»»

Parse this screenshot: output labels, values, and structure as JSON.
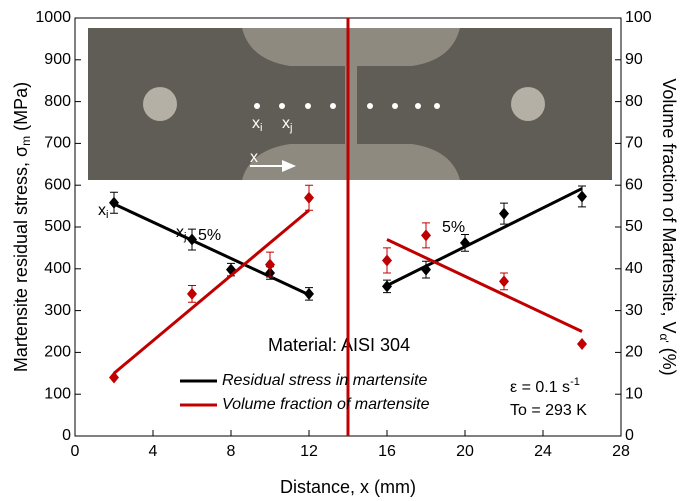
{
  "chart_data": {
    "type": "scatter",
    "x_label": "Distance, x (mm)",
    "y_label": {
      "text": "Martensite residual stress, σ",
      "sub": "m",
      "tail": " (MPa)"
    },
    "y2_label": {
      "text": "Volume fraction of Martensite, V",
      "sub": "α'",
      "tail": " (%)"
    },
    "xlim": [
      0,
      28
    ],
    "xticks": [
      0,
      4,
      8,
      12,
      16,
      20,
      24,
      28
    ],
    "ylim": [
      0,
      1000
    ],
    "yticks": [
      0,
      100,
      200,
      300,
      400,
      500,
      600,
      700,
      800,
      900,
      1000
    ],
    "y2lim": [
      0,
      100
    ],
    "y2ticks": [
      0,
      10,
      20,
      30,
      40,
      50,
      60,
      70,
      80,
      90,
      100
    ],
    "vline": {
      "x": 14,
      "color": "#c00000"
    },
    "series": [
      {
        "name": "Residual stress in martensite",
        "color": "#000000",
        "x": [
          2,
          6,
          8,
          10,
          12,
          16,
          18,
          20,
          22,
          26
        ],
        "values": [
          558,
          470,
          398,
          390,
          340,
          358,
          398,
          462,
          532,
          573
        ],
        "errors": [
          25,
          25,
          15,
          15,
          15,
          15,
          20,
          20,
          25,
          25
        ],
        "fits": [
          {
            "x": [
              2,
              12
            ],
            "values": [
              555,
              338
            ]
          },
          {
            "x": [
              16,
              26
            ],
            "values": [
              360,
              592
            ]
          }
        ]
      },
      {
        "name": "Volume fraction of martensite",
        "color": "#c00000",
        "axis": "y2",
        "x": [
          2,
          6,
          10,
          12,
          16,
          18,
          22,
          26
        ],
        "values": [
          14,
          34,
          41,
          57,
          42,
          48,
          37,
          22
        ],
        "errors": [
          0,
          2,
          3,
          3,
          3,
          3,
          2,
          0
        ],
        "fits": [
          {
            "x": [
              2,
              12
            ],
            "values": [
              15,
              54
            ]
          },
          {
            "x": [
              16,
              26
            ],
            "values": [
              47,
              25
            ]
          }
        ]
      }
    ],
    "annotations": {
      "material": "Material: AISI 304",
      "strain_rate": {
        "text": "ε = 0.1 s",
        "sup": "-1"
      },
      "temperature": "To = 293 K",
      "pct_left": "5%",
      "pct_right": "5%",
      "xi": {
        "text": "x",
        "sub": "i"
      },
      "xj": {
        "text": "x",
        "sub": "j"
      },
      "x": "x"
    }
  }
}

««

- **What you need to do**:
Please transcribe the material above exactly as written. Leave the pictures out.

- **Response to the task**:
Parse this screenshot: output labels, values, and structure as JSON.
{
  "chart_data": {
    "type": "scatter",
    "x_label": "Distance, x (mm)",
    "y_label": {
      "text": "Martensite residual stress, σ",
      "sub": "m",
      "tail": " (MPa)"
    },
    "y2_label": {
      "text": "Volume fraction of Martensite, V",
      "sub": "α'",
      "tail": " (%)"
    },
    "xlim": [
      0,
      28
    ],
    "xticks": [
      0,
      4,
      8,
      12,
      16,
      20,
      24,
      28
    ],
    "ylim": [
      0,
      1000
    ],
    "yticks": [
      0,
      100,
      200,
      300,
      400,
      500,
      600,
      700,
      800,
      900,
      1000
    ],
    "y2lim": [
      0,
      100
    ],
    "y2ticks": [
      0,
      10,
      20,
      30,
      40,
      50,
      60,
      70,
      80,
      90,
      100
    ],
    "vline": {
      "x": 14,
      "color": "#c00000"
    },
    "series": [
      {
        "name": "Residual stress in martensite",
        "color": "#000000",
        "x": [
          2,
          6,
          8,
          10,
          12,
          16,
          18,
          20,
          22,
          26
        ],
        "values": [
          558,
          470,
          398,
          390,
          340,
          358,
          398,
          462,
          532,
          573
        ],
        "errors": [
          25,
          25,
          15,
          15,
          15,
          15,
          20,
          20,
          25,
          25
        ],
        "fits": [
          {
            "x": [
              2,
              12
            ],
            "values": [
              555,
              338
            ]
          },
          {
            "x": [
              16,
              26
            ],
            "values": [
              360,
              592
            ]
          }
        ]
      },
      {
        "name": "Volume fraction of martensite",
        "color": "#c00000",
        "axis": "y2",
        "x": [
          2,
          6,
          10,
          12,
          16,
          18,
          22,
          26
        ],
        "values": [
          14,
          34,
          41,
          57,
          42,
          48,
          37,
          22
        ],
        "errors": [
          0,
          2,
          3,
          3,
          3,
          3,
          2,
          0
        ],
        "fits": [
          {
            "x": [
              2,
              12
            ],
            "values": [
              15,
              54
            ]
          },
          {
            "x": [
              16,
              26
            ],
            "values": [
              47,
              25
            ]
          }
        ]
      }
    ],
    "annotations": {
      "material": "Material: AISI 304",
      "strain_rate": {
        "text": "ε = 0.1 s",
        "sup": "-1"
      },
      "temperature": "To = 293 K",
      "pct_left": "5%",
      "pct_right": "5%",
      "xi": {
        "text": "x",
        "sub": "i"
      },
      "xj": {
        "text": "x",
        "sub": "j"
      },
      "x": "x"
    }
  }
}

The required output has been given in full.